### Record set
-*-*-
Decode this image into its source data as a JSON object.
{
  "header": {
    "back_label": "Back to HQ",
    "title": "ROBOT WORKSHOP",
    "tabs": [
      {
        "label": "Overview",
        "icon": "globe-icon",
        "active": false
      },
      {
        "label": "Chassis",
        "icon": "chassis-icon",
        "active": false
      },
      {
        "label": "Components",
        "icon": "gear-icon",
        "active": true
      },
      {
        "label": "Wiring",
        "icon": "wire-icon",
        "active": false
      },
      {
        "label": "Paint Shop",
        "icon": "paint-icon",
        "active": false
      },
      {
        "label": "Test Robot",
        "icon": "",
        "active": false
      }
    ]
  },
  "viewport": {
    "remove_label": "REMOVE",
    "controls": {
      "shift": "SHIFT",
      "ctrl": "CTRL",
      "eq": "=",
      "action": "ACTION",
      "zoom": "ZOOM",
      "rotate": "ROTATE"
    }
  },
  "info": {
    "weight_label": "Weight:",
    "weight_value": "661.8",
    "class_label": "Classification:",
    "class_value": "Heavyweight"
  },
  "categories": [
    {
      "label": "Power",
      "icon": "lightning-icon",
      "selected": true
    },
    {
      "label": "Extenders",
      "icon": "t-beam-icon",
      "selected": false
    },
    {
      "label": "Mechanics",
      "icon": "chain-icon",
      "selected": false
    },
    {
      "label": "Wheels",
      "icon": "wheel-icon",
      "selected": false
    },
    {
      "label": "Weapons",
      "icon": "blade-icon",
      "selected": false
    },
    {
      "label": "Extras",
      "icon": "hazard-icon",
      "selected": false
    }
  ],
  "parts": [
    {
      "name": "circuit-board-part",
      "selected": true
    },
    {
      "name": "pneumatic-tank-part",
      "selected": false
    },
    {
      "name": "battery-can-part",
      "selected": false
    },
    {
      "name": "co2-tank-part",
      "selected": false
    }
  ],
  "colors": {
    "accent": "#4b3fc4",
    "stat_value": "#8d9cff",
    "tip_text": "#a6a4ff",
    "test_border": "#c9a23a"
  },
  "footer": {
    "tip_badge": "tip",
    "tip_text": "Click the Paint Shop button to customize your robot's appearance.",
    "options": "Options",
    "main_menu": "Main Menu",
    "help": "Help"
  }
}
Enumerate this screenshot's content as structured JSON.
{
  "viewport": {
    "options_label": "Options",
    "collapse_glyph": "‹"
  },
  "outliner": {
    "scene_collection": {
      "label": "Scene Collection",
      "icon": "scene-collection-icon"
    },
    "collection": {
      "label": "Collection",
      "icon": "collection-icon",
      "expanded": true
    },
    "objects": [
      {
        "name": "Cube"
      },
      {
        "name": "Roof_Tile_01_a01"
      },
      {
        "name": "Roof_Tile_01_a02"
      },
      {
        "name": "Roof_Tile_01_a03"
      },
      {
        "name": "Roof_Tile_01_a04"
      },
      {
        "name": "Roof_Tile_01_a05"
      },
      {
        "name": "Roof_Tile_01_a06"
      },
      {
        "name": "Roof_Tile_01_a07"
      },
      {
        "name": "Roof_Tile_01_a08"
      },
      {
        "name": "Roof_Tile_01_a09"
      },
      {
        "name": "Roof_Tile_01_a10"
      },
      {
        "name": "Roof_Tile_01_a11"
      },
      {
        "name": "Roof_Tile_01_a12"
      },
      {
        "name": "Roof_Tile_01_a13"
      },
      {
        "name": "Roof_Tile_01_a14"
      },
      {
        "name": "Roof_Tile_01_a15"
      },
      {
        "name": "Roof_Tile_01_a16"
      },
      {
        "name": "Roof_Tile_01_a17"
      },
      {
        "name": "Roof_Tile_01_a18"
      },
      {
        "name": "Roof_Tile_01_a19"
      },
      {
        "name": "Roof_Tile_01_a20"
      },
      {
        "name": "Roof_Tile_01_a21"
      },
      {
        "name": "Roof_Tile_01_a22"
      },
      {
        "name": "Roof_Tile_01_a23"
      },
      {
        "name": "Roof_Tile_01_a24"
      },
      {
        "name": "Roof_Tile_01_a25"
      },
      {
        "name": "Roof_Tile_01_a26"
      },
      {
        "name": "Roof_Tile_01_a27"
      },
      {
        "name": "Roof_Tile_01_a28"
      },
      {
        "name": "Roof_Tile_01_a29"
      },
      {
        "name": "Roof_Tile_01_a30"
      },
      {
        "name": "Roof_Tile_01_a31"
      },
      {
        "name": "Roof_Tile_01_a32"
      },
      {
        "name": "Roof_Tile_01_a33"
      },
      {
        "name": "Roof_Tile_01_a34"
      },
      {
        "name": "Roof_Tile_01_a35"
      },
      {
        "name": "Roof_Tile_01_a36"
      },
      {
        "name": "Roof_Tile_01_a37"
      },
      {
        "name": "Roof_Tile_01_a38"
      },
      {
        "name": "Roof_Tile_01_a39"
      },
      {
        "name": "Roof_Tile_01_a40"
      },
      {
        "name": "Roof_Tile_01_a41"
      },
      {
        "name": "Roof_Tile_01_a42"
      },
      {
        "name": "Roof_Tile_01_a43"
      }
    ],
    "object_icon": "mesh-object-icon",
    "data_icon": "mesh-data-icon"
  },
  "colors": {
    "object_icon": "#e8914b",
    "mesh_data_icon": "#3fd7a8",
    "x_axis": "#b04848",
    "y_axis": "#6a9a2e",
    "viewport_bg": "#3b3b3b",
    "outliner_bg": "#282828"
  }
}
-*-*-
### What you should do
Locate and copy each line in the data above that includes the word "tank".

### Task solution
      "name": "pneumatic-tank-part",
      "name": "co2-tank-part",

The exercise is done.